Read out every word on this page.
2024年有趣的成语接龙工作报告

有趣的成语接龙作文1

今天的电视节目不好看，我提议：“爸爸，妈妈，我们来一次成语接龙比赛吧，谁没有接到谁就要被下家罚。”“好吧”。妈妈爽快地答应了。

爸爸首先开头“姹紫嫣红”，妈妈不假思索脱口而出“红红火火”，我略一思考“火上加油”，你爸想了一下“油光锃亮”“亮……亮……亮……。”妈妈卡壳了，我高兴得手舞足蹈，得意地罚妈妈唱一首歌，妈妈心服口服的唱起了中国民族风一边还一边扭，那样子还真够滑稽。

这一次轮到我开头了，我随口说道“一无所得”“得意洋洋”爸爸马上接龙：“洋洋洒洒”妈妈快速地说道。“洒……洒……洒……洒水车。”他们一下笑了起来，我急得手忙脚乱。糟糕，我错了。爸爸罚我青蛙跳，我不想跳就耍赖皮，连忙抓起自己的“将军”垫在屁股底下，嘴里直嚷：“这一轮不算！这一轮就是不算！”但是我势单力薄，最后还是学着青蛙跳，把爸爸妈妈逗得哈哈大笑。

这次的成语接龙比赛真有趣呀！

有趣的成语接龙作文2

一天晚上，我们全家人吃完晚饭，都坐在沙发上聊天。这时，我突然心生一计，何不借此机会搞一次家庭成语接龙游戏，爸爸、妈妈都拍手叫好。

● SET EXERCISE
Retype each record exactly, leaving nothing out.

● FINAL RESULT
Read out every word on this page.
2024年有趣的成语接龙工作报告

有趣的成语接龙作文1

今天的电视节目不好看，我提议：“爸爸，妈妈，我们来一次成语接龙比赛吧，谁没有接到谁就要被下家罚。”“好吧”。妈妈爽快地答应了。

爸爸首先开头“姹紫嫣红”，妈妈不假思索脱口而出“红红火火”，我略一思考“火上加油”，你爸想了一下“油光锃亮”“亮……亮……亮……。”妈妈卡壳了，我高兴得手舞足蹈，得意地罚妈妈唱一首歌，妈妈心服口服的唱起了中国民族风一边还一边扭，那样子还真够滑稽。

这一次轮到我开头了，我随口说道“一无所得”“得意洋洋”爸爸马上接龙：“洋洋洒洒”妈妈快速地说道。“洒……洒……洒……洒水车。”他们一下笑了起来，我急得手忙脚乱。糟糕，我错了。爸爸罚我青蛙跳，我不想跳就耍赖皮，连忙抓起自己的“将军”垫在屁股底下，嘴里直嚷：“这一轮不算！这一轮就是不算！”但是我势单力薄，最后还是学着青蛙跳，把爸爸妈妈逗得哈哈大笑。

这次的成语接龙比赛真有趣呀！

有趣的成语接龙作文2

一天晚上，我们全家人吃完晚饭，都坐在沙发上聊天。这时，我突然心生一计，何不借此机会搞一次家庭成语接龙游戏，爸爸、妈妈都拍手叫好。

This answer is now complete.